## STATED TASK
Return the following lines and nothing else: the one holding "Transcribe this image's" and all those after it in the records below, unchanged, minus any pictures.

## DATA ROWS
START

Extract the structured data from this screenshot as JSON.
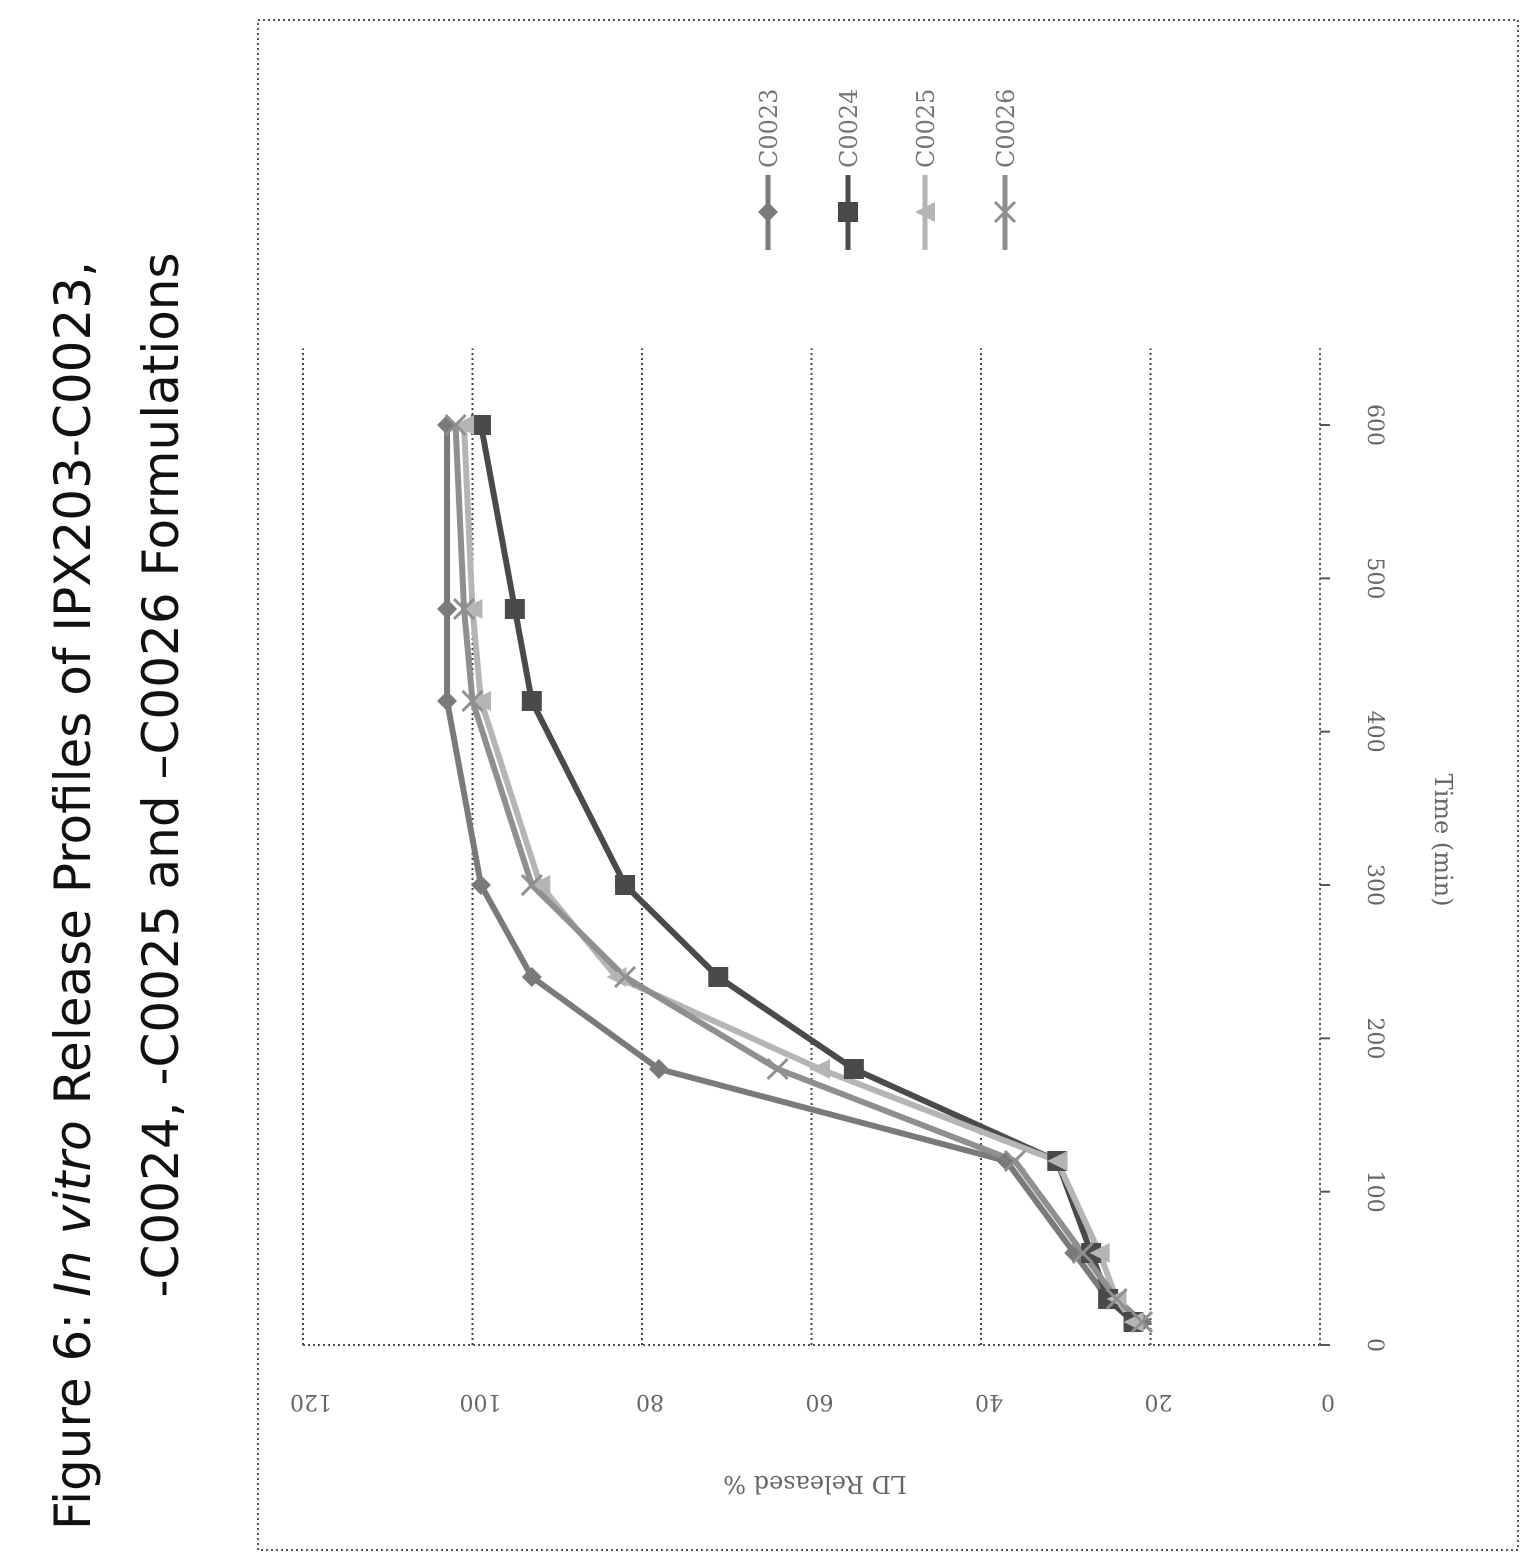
{
  "figure": {
    "caption_line1_prefix": "Figure 6:  ",
    "caption_line1_italic": "In vitro",
    "caption_line1_suffix": " Release Profiles of IPX203-C0023,",
    "caption_line2": "-C0024, -C0025 and –C0026 Formulations"
  },
  "chart_data": {
    "type": "line",
    "title": "",
    "xlabel": "Time (min)",
    "ylabel": "LD Released %",
    "xlim": [
      0,
      650
    ],
    "ylim": [
      0,
      120
    ],
    "xticks": [
      0,
      100,
      200,
      300,
      400,
      500,
      600
    ],
    "yticks": [
      0,
      20,
      40,
      60,
      80,
      100,
      120
    ],
    "grid": "horizontal",
    "legend_position": "right",
    "series": [
      {
        "name": "C0023",
        "color": "#7a7a7a",
        "marker": "diamond",
        "x": [
          15,
          30,
          60,
          120,
          180,
          240,
          300,
          420,
          480,
          600
        ],
        "y": [
          21,
          25,
          29,
          37,
          78,
          93,
          99,
          103,
          103,
          103
        ]
      },
      {
        "name": "C0024",
        "color": "#4a4a4a",
        "marker": "square",
        "x": [
          15,
          30,
          60,
          120,
          180,
          240,
          300,
          420,
          480,
          600
        ],
        "y": [
          22,
          25,
          27,
          31,
          55,
          71,
          82,
          93,
          95,
          99
        ]
      },
      {
        "name": "C0025",
        "color": "#b5b5b5",
        "marker": "triangle",
        "x": [
          15,
          30,
          60,
          120,
          180,
          240,
          300,
          420,
          480,
          600
        ],
        "y": [
          22,
          24,
          26,
          31,
          59,
          83,
          92,
          99,
          100,
          101
        ]
      },
      {
        "name": "C0026",
        "color": "#8f8f8f",
        "marker": "cross",
        "x": [
          15,
          30,
          60,
          120,
          180,
          240,
          300,
          420,
          480,
          600
        ],
        "y": [
          21,
          24,
          28,
          36,
          64,
          82,
          93,
          100,
          101,
          102
        ]
      }
    ]
  }
}
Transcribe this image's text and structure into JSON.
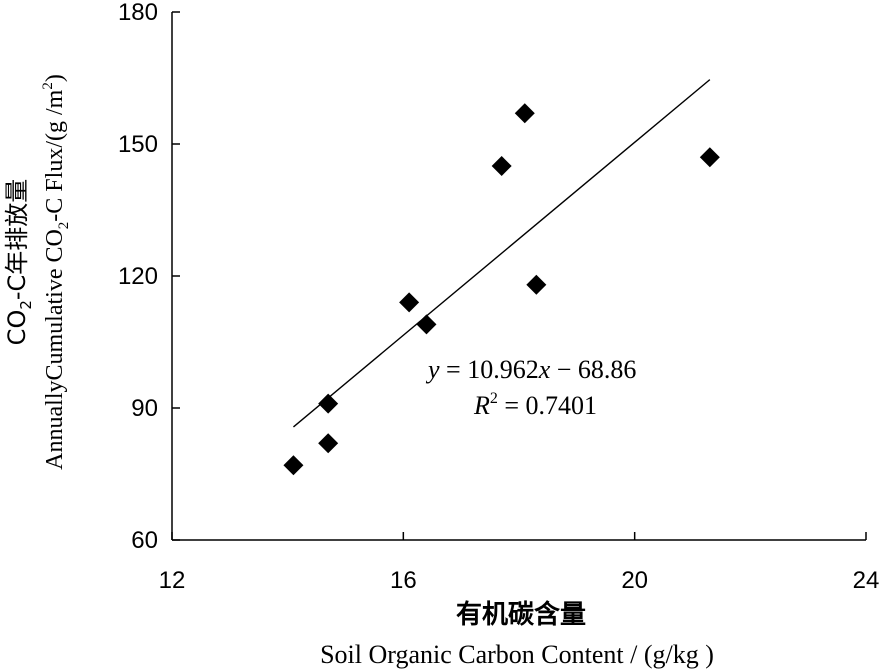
{
  "chart_data": {
    "type": "scatter",
    "xlabel_cn": "有机碳含量",
    "xlabel_en": "Soil Organic Carbon Content / (g/kg )",
    "ylabel_cn": "CO2-C年排放量",
    "ylabel_en": "AnnuallyCumulative CO2-C Flux/(g /m2)",
    "xlim": [
      12,
      24
    ],
    "ylim": [
      60,
      180
    ],
    "xticks": [
      "12",
      "16",
      "20",
      "24"
    ],
    "yticks": [
      "60",
      "90",
      "120",
      "150",
      "180"
    ],
    "points": [
      {
        "x": 14.1,
        "y": 77
      },
      {
        "x": 14.7,
        "y": 82
      },
      {
        "x": 14.7,
        "y": 91
      },
      {
        "x": 16.1,
        "y": 114
      },
      {
        "x": 16.4,
        "y": 109
      },
      {
        "x": 17.7,
        "y": 145
      },
      {
        "x": 18.1,
        "y": 157
      },
      {
        "x": 18.3,
        "y": 118
      },
      {
        "x": 21.3,
        "y": 147
      }
    ],
    "trendline": {
      "slope": 10.962,
      "intercept": -68.86,
      "x_range": [
        14.1,
        21.3
      ]
    },
    "equation": {
      "y": "y",
      "eq_rest": " = 10.962",
      "x": "x",
      "rest": " − 68.86"
    },
    "r2": {
      "label": "R",
      "sup": "2",
      "value": " = 0.7401"
    },
    "grid": false,
    "legend": "none",
    "marker": "diamond",
    "color": "#000000"
  }
}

END

## WRITTEN SOLUTION
Transcribe this image's text and structure into JSON.
{
  "chart_data": {
    "type": "scatter",
    "xlabel_cn": "有机碳含量",
    "xlabel_en": "Soil Organic Carbon Content / (g/kg )",
    "ylabel_cn": "CO2-C年排放量",
    "ylabel_en": "AnnuallyCumulative CO2-C Flux/(g /m2)",
    "xlim": [
      12,
      24
    ],
    "ylim": [
      60,
      180
    ],
    "xticks": [
      "12",
      "16",
      "20",
      "24"
    ],
    "yticks": [
      "60",
      "90",
      "120",
      "150",
      "180"
    ],
    "points": [
      {
        "x": 14.1,
        "y": 77
      },
      {
        "x": 14.7,
        "y": 82
      },
      {
        "x": 14.7,
        "y": 91
      },
      {
        "x": 16.1,
        "y": 114
      },
      {
        "x": 16.4,
        "y": 109
      },
      {
        "x": 17.7,
        "y": 145
      },
      {
        "x": 18.1,
        "y": 157
      },
      {
        "x": 18.3,
        "y": 118
      },
      {
        "x": 21.3,
        "y": 147
      }
    ],
    "trendline": {
      "slope": 10.962,
      "intercept": -68.86,
      "x_range": [
        14.1,
        21.3
      ]
    },
    "equation": {
      "y": "y",
      "eq_rest": " = 10.962",
      "x": "x",
      "rest": " − 68.86"
    },
    "r2": {
      "label": "R",
      "sup": "2",
      "value": " = 0.7401"
    },
    "grid": false,
    "legend": "none",
    "marker": "diamond",
    "color": "#000000"
  }
}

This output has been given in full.